### Task
Write out each line beneath this one exactly as it reads.

### Stored entries
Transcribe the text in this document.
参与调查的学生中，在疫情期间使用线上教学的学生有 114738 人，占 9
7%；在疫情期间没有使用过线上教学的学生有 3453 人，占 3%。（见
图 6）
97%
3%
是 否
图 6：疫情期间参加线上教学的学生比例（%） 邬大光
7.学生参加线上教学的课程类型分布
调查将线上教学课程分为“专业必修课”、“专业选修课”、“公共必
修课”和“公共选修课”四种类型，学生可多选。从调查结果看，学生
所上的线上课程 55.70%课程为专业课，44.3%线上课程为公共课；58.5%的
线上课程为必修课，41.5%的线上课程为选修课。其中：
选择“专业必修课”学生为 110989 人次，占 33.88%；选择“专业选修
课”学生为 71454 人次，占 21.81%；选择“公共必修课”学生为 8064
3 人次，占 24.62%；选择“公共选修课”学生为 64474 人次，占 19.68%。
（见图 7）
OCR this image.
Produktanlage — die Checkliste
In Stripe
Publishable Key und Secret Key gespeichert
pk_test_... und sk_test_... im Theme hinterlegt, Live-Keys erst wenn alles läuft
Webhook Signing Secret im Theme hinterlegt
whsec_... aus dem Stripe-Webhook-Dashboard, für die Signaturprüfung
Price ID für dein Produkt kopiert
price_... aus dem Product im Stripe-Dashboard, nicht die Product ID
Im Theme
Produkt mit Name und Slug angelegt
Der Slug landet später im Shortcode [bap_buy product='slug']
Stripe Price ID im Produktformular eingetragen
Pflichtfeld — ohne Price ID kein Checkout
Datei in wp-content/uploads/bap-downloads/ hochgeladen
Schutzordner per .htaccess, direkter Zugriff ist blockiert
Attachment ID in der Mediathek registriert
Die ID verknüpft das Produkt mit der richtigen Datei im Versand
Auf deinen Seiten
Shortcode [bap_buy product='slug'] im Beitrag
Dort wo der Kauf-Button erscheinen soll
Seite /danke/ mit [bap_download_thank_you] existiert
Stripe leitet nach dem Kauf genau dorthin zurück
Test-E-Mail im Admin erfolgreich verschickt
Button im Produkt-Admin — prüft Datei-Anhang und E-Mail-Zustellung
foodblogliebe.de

### Correct output
Transcribe the text in this document.
参与调查的学生中，在疫情期间使用线上教学的学生有 114738 人，占 9
7%；在疫情期间没有使用过线上教学的学生有 3453 人，占 3%。（见
图 6）
97%
3%
是 否
图 6：疫情期间参加线上教学的学生比例（%） 邬大光
7.学生参加线上教学的课程类型分布
调查将线上教学课程分为“专业必修课”、“专业选修课”、“公共必
修课”和“公共选修课”四种类型，学生可多选。从调查结果看，学生
所上的线上课程 55.70%课程为专业课，44.3%线上课程为公共课；58.5%的
线上课程为必修课，41.5%的线上课程为选修课。其中：
选择“专业必修课”学生为 110989 人次，占 33.88%；选择“专业选修
课”学生为 71454 人次，占 21.81%；选择“公共必修课”学生为 8064
3 人次，占 24.62%；选择“公共选修课”学生为 64474 人次，占 19.68%。
（见图 7）
OCR this image.
Produktanlage — die Checkliste
In Stripe
Publishable Key und Secret Key gespeichert
pk_test_... und sk_test_... im Theme hinterlegt, Live-Keys erst wenn alles läuft
Webhook Signing Secret im Theme hinterlegt
whsec_... aus dem Stripe-Webhook-Dashboard, für die Signaturprüfung
Price ID für dein Produkt kopiert
price_... aus dem Product im Stripe-Dashboard, nicht die Product ID
Im Theme
Produkt mit Name und Slug angelegt
Der Slug landet später im Shortcode [bap_buy product='slug']
Stripe Price ID im Produktformular eingetragen
Pflichtfeld — ohne Price ID kein Checkout
Datei in wp-content/uploads/bap-downloads/ hochgeladen
Schutzordner per .htaccess, direkter Zugriff ist blockiert
Attachment ID in der Mediathek registriert
Die ID verknüpft das Produkt mit der richtigen Datei im Versand
Auf deinen Seiten
Shortcode [bap_buy product='slug'] im Beitrag
Dort wo der Kauf-Button erscheinen soll
Seite /danke/ mit [bap_download_thank_you] existiert
Stripe leitet nach dem Kauf genau dorthin zurück
Test-E-Mail im Admin erfolgreich verschickt
Button im Produkt-Admin — prüft Datei-Anhang und E-Mail-Zustellung
foodblogliebe.de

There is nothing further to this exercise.